Write the records out again, keeping each line exactly as it is.

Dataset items
— Start —
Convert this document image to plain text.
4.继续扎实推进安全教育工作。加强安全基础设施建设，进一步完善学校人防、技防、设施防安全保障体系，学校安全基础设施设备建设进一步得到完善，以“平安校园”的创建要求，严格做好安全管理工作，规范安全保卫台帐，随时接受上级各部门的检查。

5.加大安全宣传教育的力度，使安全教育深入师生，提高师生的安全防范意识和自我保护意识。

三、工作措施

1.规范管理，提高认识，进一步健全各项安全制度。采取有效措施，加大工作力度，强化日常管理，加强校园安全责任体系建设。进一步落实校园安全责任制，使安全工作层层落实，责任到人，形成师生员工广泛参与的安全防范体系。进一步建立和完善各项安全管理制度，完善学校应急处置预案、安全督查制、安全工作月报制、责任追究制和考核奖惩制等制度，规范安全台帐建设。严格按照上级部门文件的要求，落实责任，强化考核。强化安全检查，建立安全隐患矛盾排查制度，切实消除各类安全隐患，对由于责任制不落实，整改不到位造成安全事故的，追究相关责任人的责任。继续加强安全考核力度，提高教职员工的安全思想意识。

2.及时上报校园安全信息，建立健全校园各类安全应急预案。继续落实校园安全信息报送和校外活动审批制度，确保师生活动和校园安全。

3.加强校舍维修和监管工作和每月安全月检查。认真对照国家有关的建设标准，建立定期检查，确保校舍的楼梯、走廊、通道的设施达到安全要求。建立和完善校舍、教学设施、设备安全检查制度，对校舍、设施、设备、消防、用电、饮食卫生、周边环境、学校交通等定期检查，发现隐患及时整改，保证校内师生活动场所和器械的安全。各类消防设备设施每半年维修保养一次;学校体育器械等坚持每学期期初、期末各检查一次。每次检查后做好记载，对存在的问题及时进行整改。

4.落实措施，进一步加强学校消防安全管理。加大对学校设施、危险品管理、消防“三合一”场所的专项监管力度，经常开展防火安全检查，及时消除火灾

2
— End —
Solution to the exercise
Convert this document image to plain text.
4.继续扎实推进安全教育工作。加强安全基础设施建设，进一步完善学校人防、技防、设施防安全保障体系，学校安全基础设施设备建设进一步得到完善，以“平安校园”的创建要求，严格做好安全管理工作，规范安全保卫台帐，随时接受上级各部门的检查。

5.加大安全宣传教育的力度，使安全教育深入师生，提高师生的安全防范意识和自我保护意识。

三、工作措施

1.规范管理，提高认识，进一步健全各项安全制度。采取有效措施，加大工作力度，强化日常管理，加强校园安全责任体系建设。进一步落实校园安全责任制，使安全工作层层落实，责任到人，形成师生员工广泛参与的安全防范体系。进一步建立和完善各项安全管理制度，完善学校应急处置预案、安全督查制、安全工作月报制、责任追究制和考核奖惩制等制度，规范安全台帐建设。严格按照上级部门文件的要求，落实责任，强化考核。强化安全检查，建立安全隐患矛盾排查制度，切实消除各类安全隐患，对由于责任制不落实，整改不到位造成安全事故的，追究相关责任人的责任。继续加强安全考核力度，提高教职员工的安全思想意识。

2.及时上报校园安全信息，建立健全校园各类安全应急预案。继续落实校园安全信息报送和校外活动审批制度，确保师生活动和校园安全。

3.加强校舍维修和监管工作和每月安全月检查。认真对照国家有关的建设标准，建立定期检查，确保校舍的楼梯、走廊、通道的设施达到安全要求。建立和完善校舍、教学设施、设备安全检查制度，对校舍、设施、设备、消防、用电、饮食卫生、周边环境、学校交通等定期检查，发现隐患及时整改，保证校内师生活动场所和器械的安全。各类消防设备设施每半年维修保养一次;学校体育器械等坚持每学期期初、期末各检查一次。每次检查后做好记载，对存在的问题及时进行整改。

4.落实措施，进一步加强学校消防安全管理。加大对学校设施、危险品管理、消防“三合一”场所的专项监管力度，经常开展防火安全检查，及时消除火灾

2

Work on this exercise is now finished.